Given exercise:
Repeat the entries that follow verbatim, without any of their pictures.

Data records:
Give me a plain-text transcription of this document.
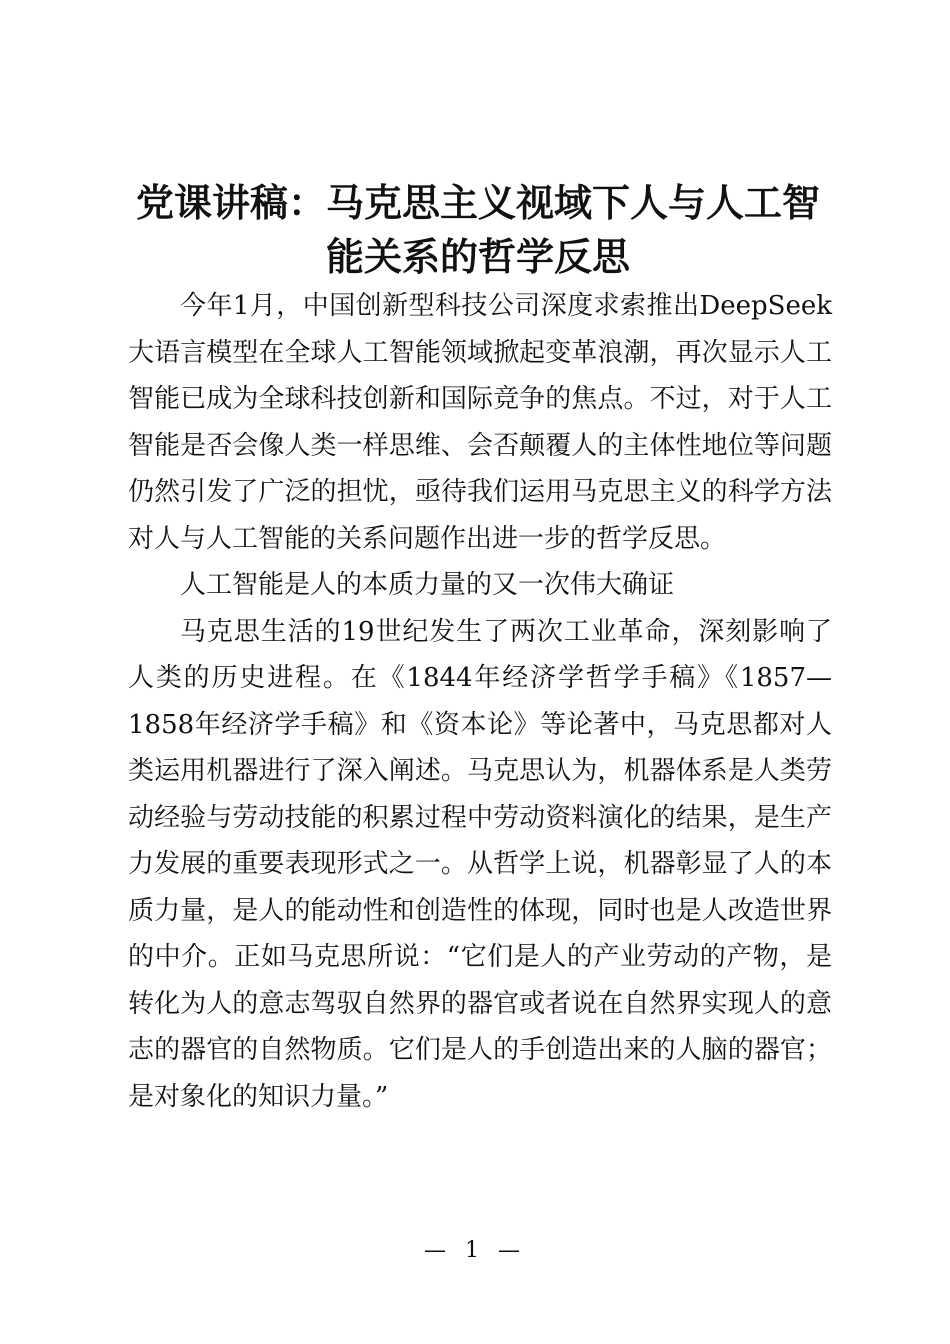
党课讲稿：马克思主义视域下人与人工智能关系的哲学反思

今年1月，中国创新型科技公司深度求索推出DeepSeek大语言模型在全球人工智能领域掀起变革浪潮，再次显示人工智能已成为全球科技创新和国际竞争的焦点。不过，对于人工智能是否会像人类一样思维、会否颠覆人的主体性地位等问题仍然引发了广泛的担忧，亟待我们运用马克思主义的科学方法对人与人工智能的关系问题作出进一步的哲学反思。

人工智能是人的本质力量的又一次伟大确证

马克思生活的19世纪发生了两次工业革命，深刻影响了人类的历史进程。在《1844年经济学哲学手稿》《1857—1858年经济学手稿》和《资本论》等论著中，马克思都对人类运用机器进行了深入阐述。马克思认为，机器体系是人类劳动经验与劳动技能的积累过程中劳动资料演化的结果，是生产力发展的重要表现形式之一。从哲学上说，机器彰显了人的本质力量，是人的能动性和创造性的体现，同时也是人改造世界的中介。正如马克思所说：“它们是人的产业劳动的产物，是转化为人的意志驾驭自然界的器官或者说在自然界实现人的意志的器官的自然物质。它们是人的手创造出来的人脑的器官；是对象化的知识力量。”

— 1 —
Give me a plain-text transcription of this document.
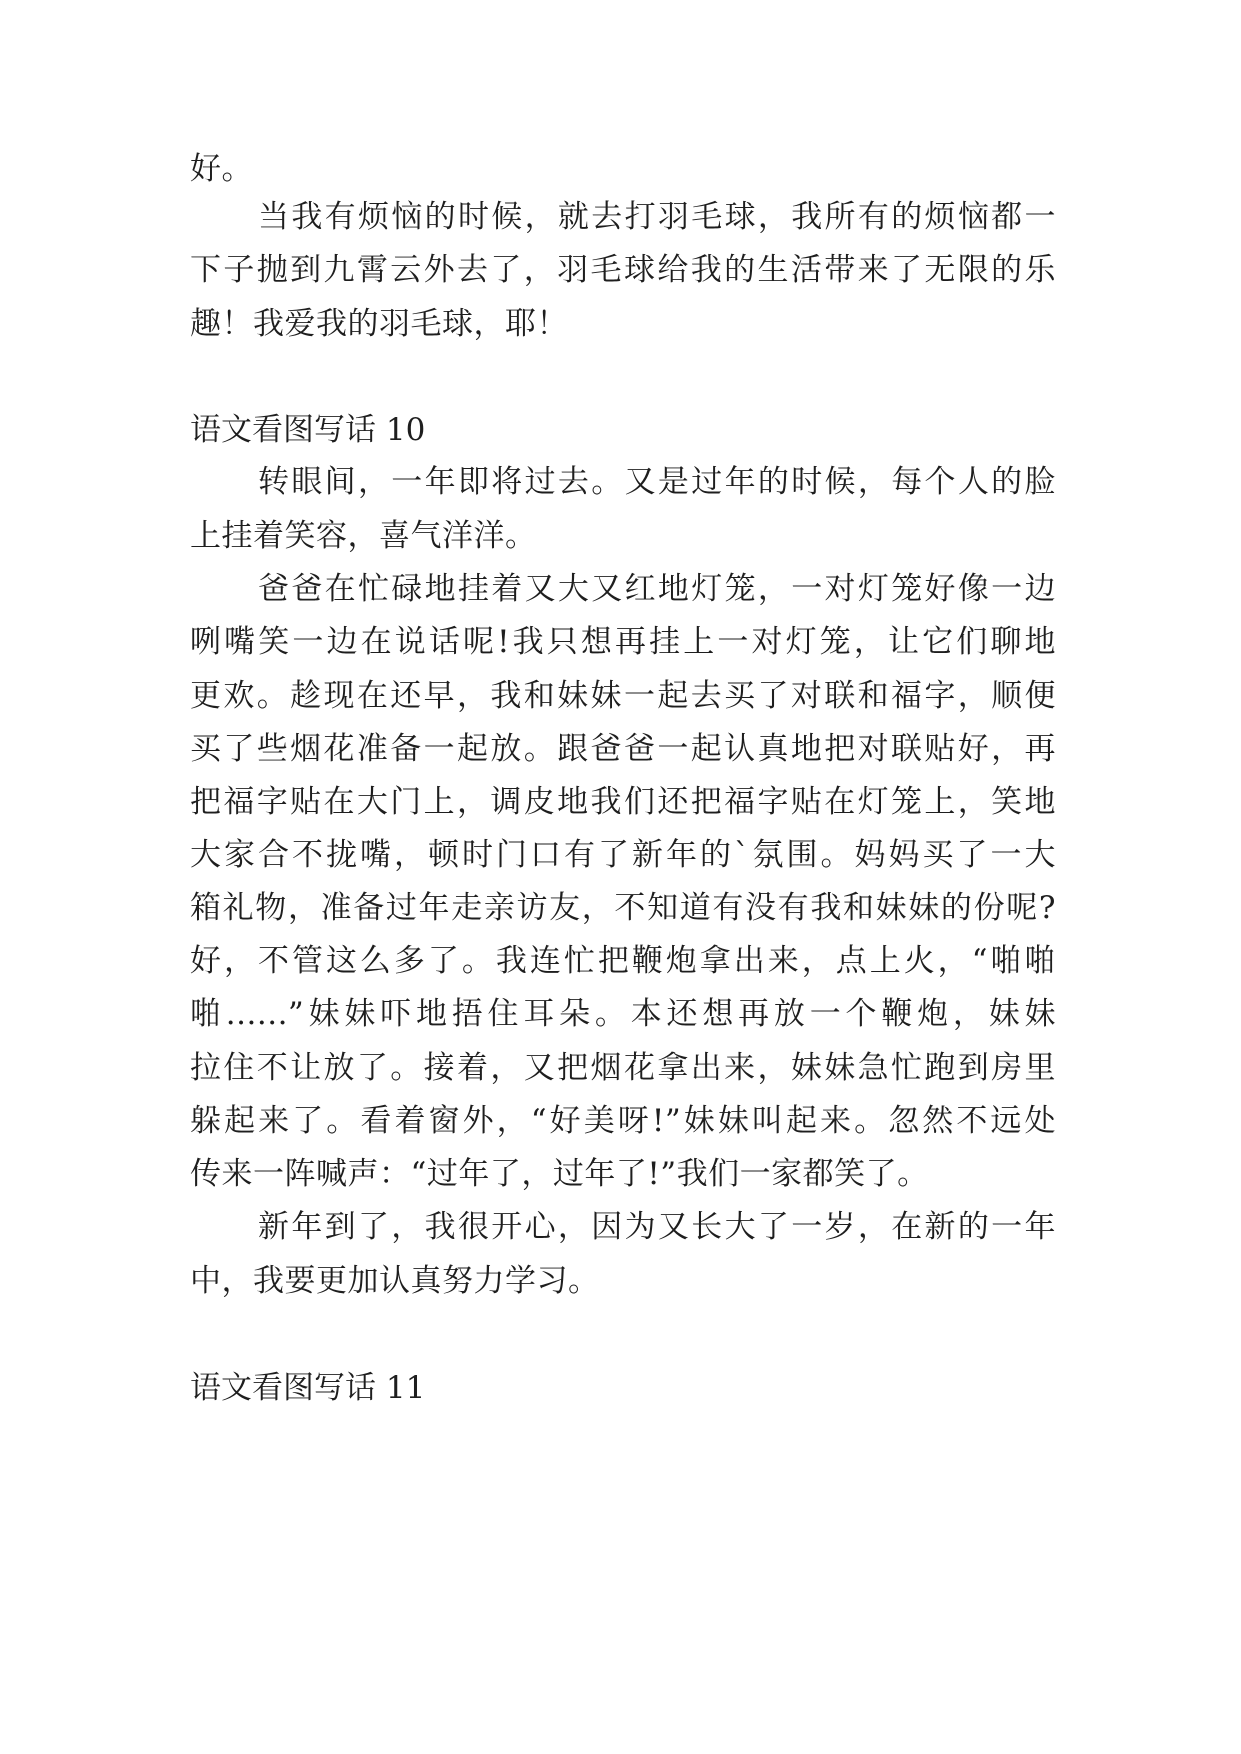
好。
当我有烦恼的时候，就去打羽毛球，我所有的烦恼都一
下子抛到九霄云外去了，羽毛球给我的生活带来了无限的乐
趣！我爱我的羽毛球，耶！
语文看图写话 10
转眼间，一年即将过去。又是过年的时候，每个人的脸
上挂着笑容，喜气洋洋。
爸爸在忙碌地挂着又大又红地灯笼，一对灯笼好像一边
咧嘴笑一边在说话呢!我只想再挂上一对灯笼，让它们聊地
更欢。趁现在还早，我和妹妹一起去买了对联和福字，顺便
买了些烟花准备一起放。跟爸爸一起认真地把对联贴好，再
把福字贴在大门上，调皮地我们还把福字贴在灯笼上，笑地
大家合不拢嘴，顿时门口有了新年的`氛围。妈妈买了一大
箱礼物，准备过年走亲访友，不知道有没有我和妹妹的份呢?
好，不管这么多了。我连忙把鞭炮拿出来，点上火，“啪啪
啪......”妹妹吓地捂住耳朵。本还想再放一个鞭炮，妹妹
拉住不让放了。接着，又把烟花拿出来，妹妹急忙跑到房里
躲起来了。看着窗外，“好美呀!”妹妹叫起来。忽然不远处
传来一阵喊声：“过年了，过年了!”我们一家都笑了。
新年到了，我很开心，因为又长大了一岁，在新的一年
中，我要更加认真努力学习。
语文看图写话 11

Solution to this exercise:
Give me a plain-text transcription of this document.
党课讲稿：马克思主义视域下人与人工智能关系的哲学反思

今年1月，中国创新型科技公司深度求索推出DeepSeek大语言模型在全球人工智能领域掀起变革浪潮，再次显示人工智能已成为全球科技创新和国际竞争的焦点。不过，对于人工智能是否会像人类一样思维、会否颠覆人的主体性地位等问题仍然引发了广泛的担忧，亟待我们运用马克思主义的科学方法对人与人工智能的关系问题作出进一步的哲学反思。

人工智能是人的本质力量的又一次伟大确证

马克思生活的19世纪发生了两次工业革命，深刻影响了人类的历史进程。在《1844年经济学哲学手稿》《1857—1858年经济学手稿》和《资本论》等论著中，马克思都对人类运用机器进行了深入阐述。马克思认为，机器体系是人类劳动经验与劳动技能的积累过程中劳动资料演化的结果，是生产力发展的重要表现形式之一。从哲学上说，机器彰显了人的本质力量，是人的能动性和创造性的体现，同时也是人改造世界的中介。正如马克思所说：“它们是人的产业劳动的产物，是转化为人的意志驾驭自然界的器官或者说在自然界实现人的意志的器官的自然物质。它们是人的手创造出来的人脑的器官；是对象化的知识力量。”

— 1 —
Give me a plain-text transcription of this document.
好。
当我有烦恼的时候，就去打羽毛球，我所有的烦恼都一
下子抛到九霄云外去了，羽毛球给我的生活带来了无限的乐
趣！我爱我的羽毛球，耶！
语文看图写话 10
转眼间，一年即将过去。又是过年的时候，每个人的脸
上挂着笑容，喜气洋洋。
爸爸在忙碌地挂着又大又红地灯笼，一对灯笼好像一边
咧嘴笑一边在说话呢!我只想再挂上一对灯笼，让它们聊地
更欢。趁现在还早，我和妹妹一起去买了对联和福字，顺便
买了些烟花准备一起放。跟爸爸一起认真地把对联贴好，再
把福字贴在大门上，调皮地我们还把福字贴在灯笼上，笑地
大家合不拢嘴，顿时门口有了新年的`氛围。妈妈买了一大
箱礼物，准备过年走亲访友，不知道有没有我和妹妹的份呢?
好，不管这么多了。我连忙把鞭炮拿出来，点上火，“啪啪
啪......”妹妹吓地捂住耳朵。本还想再放一个鞭炮，妹妹
拉住不让放了。接着，又把烟花拿出来，妹妹急忙跑到房里
躲起来了。看着窗外，“好美呀!”妹妹叫起来。忽然不远处
传来一阵喊声：“过年了，过年了!”我们一家都笑了。
新年到了，我很开心，因为又长大了一岁，在新的一年
中，我要更加认真努力学习。
语文看图写话 11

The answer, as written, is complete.